WHAT TO DO ▸
Find every line in the records below that holds the word "παρέχει", and copy it out.

• • •

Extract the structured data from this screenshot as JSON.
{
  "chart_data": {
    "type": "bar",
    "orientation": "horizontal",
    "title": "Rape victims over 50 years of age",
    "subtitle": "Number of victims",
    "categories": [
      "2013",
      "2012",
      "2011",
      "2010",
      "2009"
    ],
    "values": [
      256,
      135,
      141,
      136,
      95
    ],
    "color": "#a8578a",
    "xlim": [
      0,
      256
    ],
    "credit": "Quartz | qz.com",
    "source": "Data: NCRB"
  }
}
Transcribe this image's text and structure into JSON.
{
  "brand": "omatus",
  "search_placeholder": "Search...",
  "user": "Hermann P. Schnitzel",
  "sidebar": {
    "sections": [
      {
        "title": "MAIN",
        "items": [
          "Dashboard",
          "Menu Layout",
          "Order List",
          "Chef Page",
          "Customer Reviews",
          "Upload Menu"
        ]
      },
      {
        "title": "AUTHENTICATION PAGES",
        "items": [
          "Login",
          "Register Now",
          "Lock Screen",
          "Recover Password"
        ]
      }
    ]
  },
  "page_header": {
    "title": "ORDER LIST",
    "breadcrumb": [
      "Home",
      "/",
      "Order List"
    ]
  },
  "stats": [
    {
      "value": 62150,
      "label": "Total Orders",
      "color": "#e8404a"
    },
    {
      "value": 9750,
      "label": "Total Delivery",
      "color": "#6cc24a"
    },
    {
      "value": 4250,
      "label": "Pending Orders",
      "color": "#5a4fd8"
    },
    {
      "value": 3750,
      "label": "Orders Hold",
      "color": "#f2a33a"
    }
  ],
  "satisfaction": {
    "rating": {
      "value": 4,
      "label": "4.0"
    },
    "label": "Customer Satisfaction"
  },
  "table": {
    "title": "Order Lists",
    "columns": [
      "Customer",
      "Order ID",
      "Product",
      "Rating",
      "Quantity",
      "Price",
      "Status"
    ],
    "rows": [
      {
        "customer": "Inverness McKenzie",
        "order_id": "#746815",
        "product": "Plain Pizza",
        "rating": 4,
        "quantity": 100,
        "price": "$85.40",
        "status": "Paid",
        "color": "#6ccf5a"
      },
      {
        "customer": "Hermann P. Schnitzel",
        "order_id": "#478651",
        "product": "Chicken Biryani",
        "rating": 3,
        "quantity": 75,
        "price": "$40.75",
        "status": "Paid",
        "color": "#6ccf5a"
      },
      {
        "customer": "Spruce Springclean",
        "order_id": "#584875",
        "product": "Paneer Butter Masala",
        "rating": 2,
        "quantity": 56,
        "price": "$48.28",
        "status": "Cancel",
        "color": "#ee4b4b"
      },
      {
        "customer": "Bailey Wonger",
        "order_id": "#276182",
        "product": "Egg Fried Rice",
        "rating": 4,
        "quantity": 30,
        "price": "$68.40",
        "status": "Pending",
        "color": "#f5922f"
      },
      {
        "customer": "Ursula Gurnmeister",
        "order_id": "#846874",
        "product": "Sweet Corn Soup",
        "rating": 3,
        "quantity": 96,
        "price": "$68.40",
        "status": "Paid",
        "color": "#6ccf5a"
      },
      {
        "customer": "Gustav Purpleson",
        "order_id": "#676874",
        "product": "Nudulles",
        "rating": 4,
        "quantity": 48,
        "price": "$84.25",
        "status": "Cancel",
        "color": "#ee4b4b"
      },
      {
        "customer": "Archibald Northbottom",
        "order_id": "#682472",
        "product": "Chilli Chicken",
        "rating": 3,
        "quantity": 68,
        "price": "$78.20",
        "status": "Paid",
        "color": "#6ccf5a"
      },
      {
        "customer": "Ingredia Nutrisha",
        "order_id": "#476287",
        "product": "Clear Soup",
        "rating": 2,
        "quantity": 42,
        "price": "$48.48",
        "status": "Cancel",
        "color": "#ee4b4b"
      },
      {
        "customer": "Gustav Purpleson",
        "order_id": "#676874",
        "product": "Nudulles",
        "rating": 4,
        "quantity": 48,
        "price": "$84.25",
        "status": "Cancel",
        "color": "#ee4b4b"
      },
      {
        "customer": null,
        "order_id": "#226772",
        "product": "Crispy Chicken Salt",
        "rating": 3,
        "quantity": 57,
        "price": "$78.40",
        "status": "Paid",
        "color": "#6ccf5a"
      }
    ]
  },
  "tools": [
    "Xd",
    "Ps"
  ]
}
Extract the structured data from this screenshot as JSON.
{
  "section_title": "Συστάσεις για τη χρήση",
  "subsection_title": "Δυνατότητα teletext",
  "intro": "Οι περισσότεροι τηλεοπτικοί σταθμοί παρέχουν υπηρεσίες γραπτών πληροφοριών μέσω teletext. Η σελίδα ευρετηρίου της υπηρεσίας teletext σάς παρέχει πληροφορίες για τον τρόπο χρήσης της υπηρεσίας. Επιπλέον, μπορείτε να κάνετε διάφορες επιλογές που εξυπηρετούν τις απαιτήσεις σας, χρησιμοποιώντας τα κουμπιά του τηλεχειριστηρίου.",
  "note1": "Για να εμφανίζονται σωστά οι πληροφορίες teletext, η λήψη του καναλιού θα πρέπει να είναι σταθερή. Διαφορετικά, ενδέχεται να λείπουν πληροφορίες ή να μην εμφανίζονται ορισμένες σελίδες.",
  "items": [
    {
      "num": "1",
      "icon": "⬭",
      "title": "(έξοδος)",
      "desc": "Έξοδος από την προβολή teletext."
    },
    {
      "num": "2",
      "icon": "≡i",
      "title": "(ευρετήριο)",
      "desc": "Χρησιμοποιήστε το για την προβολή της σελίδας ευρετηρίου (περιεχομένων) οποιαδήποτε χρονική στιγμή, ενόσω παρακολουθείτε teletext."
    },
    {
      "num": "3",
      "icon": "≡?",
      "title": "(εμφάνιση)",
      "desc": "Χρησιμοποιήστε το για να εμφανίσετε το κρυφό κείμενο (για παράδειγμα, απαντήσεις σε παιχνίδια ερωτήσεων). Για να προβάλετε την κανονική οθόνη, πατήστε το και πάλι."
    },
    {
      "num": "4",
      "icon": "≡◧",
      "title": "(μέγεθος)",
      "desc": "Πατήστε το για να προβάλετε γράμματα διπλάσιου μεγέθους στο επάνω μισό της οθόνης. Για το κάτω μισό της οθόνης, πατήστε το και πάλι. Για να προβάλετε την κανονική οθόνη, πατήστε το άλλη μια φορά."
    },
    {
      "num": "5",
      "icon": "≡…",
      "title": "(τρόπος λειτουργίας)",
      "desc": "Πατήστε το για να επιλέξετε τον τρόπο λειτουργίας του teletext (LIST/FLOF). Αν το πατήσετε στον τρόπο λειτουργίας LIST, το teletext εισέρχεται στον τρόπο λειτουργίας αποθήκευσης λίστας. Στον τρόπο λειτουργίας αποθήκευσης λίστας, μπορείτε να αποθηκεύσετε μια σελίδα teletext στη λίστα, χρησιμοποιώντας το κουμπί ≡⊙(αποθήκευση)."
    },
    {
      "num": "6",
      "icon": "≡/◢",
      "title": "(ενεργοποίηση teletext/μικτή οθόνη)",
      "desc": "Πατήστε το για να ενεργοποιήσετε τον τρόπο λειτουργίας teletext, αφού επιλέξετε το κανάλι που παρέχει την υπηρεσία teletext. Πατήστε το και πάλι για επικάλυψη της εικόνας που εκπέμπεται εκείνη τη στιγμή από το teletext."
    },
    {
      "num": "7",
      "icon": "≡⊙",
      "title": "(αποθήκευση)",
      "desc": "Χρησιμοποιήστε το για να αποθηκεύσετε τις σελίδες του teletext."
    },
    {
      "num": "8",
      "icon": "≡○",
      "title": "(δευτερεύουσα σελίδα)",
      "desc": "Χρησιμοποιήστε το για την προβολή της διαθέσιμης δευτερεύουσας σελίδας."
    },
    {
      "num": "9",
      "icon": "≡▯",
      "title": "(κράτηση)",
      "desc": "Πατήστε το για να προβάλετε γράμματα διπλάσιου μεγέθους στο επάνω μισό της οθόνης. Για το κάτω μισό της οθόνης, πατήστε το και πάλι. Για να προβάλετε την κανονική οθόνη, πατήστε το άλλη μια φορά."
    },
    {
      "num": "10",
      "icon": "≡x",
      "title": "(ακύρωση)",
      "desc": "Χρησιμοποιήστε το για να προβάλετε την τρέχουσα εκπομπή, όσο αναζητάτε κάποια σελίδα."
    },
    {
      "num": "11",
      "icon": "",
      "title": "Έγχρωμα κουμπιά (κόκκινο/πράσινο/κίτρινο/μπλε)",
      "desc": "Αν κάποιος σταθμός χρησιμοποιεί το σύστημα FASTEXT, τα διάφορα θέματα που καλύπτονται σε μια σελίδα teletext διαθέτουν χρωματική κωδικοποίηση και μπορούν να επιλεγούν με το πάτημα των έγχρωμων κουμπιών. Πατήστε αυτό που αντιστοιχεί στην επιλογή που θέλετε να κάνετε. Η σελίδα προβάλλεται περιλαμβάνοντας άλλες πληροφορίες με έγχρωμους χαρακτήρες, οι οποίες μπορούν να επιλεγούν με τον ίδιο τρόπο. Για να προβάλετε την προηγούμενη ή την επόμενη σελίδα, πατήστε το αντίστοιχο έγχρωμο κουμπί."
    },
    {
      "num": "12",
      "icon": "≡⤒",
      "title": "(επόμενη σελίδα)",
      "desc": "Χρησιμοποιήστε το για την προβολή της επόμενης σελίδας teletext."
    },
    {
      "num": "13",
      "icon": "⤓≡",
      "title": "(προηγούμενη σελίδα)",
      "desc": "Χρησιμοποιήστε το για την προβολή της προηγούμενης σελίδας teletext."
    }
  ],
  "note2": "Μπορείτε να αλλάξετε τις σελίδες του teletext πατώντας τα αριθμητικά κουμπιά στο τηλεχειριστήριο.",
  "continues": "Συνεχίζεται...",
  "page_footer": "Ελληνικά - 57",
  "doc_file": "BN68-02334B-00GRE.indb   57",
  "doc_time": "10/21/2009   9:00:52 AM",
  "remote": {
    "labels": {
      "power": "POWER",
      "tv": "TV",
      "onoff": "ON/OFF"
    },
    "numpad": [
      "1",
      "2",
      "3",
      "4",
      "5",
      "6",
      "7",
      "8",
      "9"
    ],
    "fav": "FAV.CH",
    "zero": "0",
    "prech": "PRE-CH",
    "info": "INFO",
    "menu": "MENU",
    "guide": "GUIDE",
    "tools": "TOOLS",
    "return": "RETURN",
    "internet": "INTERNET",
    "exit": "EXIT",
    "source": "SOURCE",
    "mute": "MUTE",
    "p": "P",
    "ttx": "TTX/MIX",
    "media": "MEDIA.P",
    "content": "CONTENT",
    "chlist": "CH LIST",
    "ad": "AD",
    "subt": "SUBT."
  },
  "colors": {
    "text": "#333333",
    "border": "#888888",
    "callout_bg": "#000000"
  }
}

• • •

COMPLETE OUTPUT ▸
  "intro": "Οι περισσότεροι τηλεοπτικοί σταθμοί παρέχουν υπηρεσίες γραπτών πληροφοριών μέσω teletext. Η σελίδα ευρετηρίου της υπηρεσίας teletext σάς παρέχει πληροφορίες για τον τρόπο χρήσης της υπηρεσίας. Επιπλέον, μπορείτε να κάνετε διάφορες επιλογές που εξυπηρετούν τις απαιτήσεις σας, χρησιμοποιώντας τα κουμπιά του τηλεχειριστηρίου.",
      "desc": "Πατήστε το για να ενεργοποιήσετε τον τρόπο λειτουργίας teletext, αφού επιλέξετε το κανάλι που παρέχει την υπηρεσία teletext. Πατήστε το και πάλι για επικάλυψη της εικόνας που εκπέμπεται εκείνη τη στιγμή από το teletext."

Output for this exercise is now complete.